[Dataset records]
=-=-=-=-=
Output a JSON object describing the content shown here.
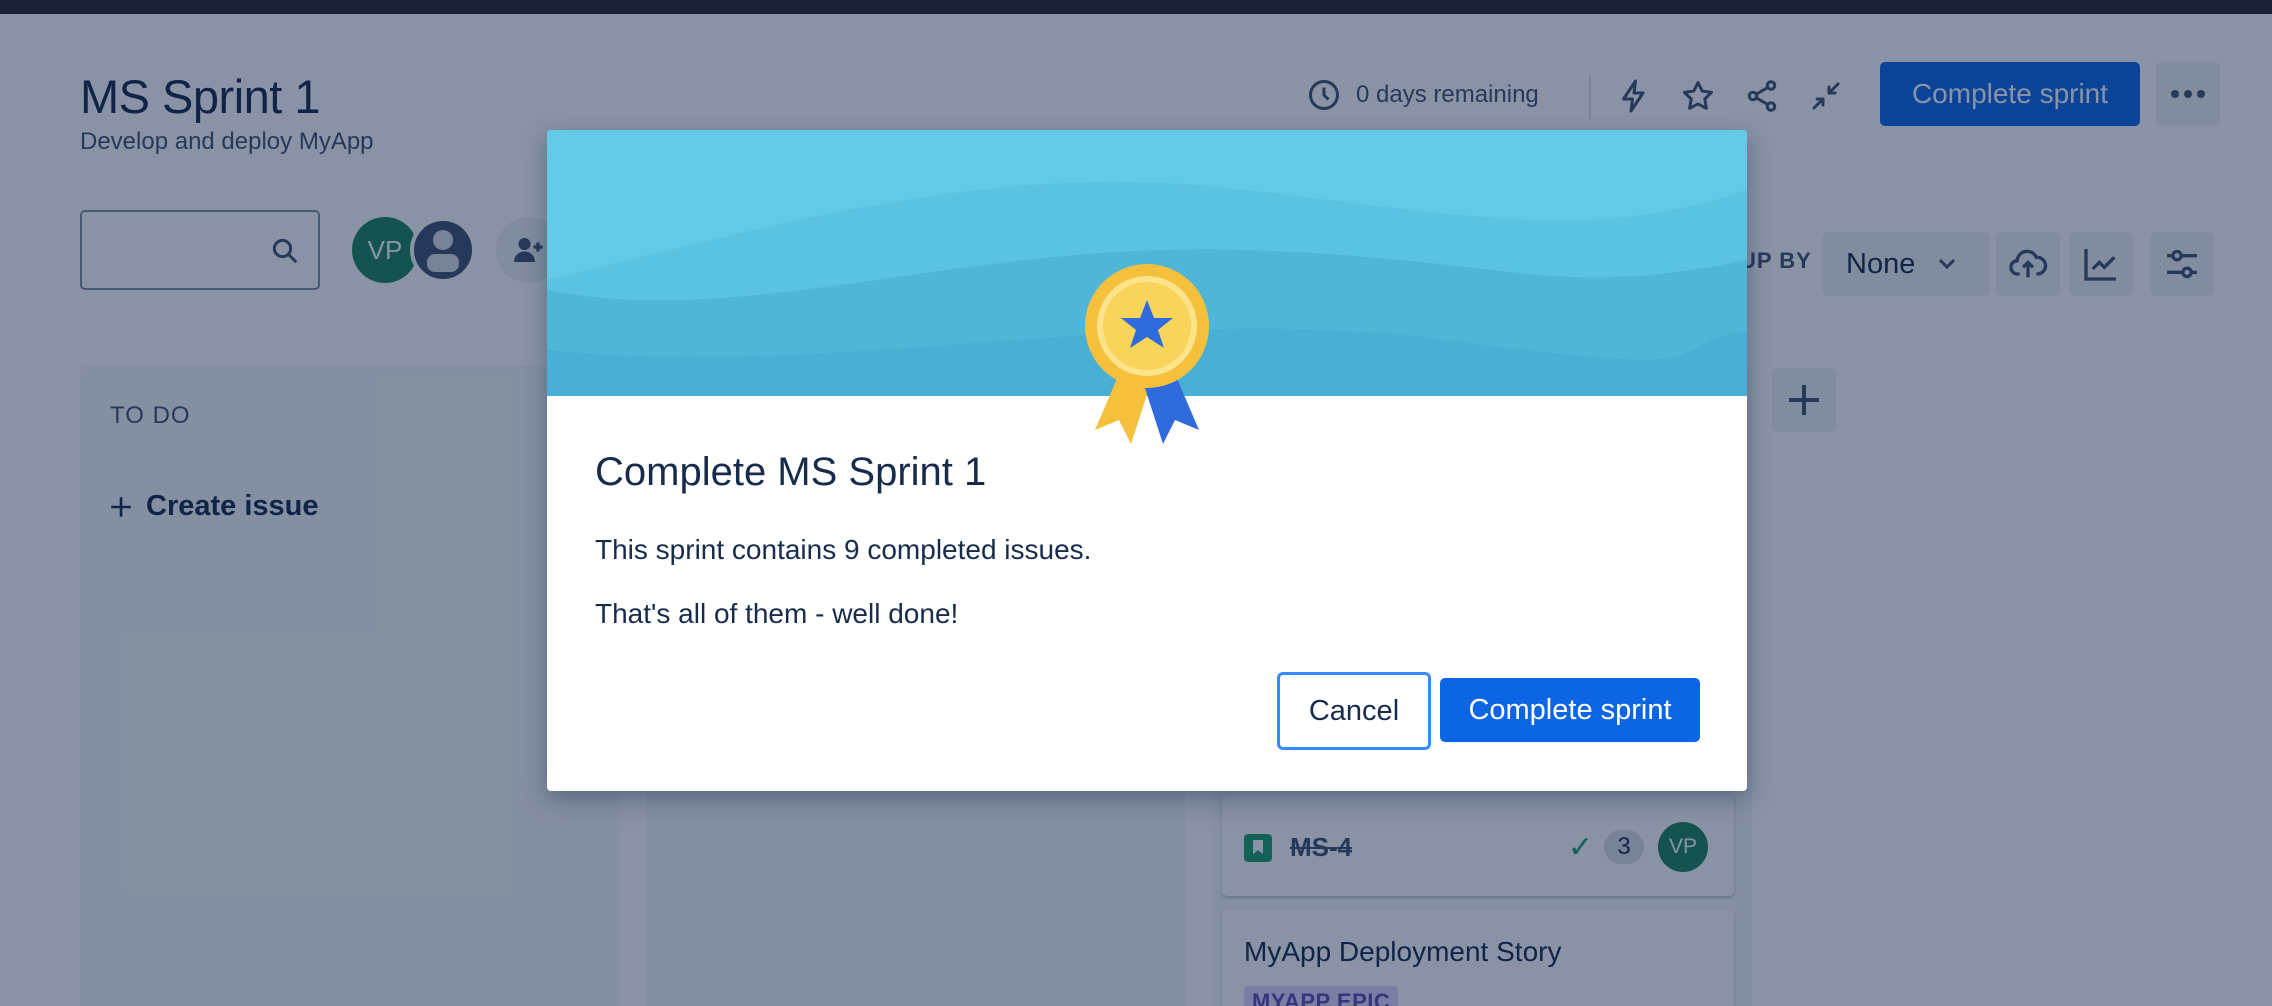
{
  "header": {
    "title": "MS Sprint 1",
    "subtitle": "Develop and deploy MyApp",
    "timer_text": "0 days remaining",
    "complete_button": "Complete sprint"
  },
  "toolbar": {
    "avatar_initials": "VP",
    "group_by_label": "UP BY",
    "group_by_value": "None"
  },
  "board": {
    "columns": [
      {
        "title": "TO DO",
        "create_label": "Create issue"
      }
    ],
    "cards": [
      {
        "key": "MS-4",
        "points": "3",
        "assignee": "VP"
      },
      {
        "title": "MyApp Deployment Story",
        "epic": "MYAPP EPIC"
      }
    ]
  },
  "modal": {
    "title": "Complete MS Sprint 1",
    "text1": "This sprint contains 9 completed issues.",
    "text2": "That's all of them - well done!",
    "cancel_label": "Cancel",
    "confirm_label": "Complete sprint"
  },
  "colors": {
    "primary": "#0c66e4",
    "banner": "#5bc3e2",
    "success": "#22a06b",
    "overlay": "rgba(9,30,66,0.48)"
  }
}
=-=-=-=-=
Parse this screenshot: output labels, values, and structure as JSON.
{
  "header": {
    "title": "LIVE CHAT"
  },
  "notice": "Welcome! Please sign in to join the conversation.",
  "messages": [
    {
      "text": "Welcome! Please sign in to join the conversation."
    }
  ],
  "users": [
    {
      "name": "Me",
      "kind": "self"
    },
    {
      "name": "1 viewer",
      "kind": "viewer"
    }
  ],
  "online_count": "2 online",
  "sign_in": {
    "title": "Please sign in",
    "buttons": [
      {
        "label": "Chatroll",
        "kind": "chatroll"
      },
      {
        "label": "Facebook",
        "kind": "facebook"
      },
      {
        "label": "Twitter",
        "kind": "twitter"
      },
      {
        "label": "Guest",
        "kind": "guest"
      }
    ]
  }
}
=-=-=-=-=
**Aim of the exercise**. Find the lines above that include the string "Please" and copy them.

**Output below**.
  "notice": "Welcome! Please sign in to join the conversation.",
      "text": "Welcome! Please sign in to join the conversation."
    "title": "Please sign in",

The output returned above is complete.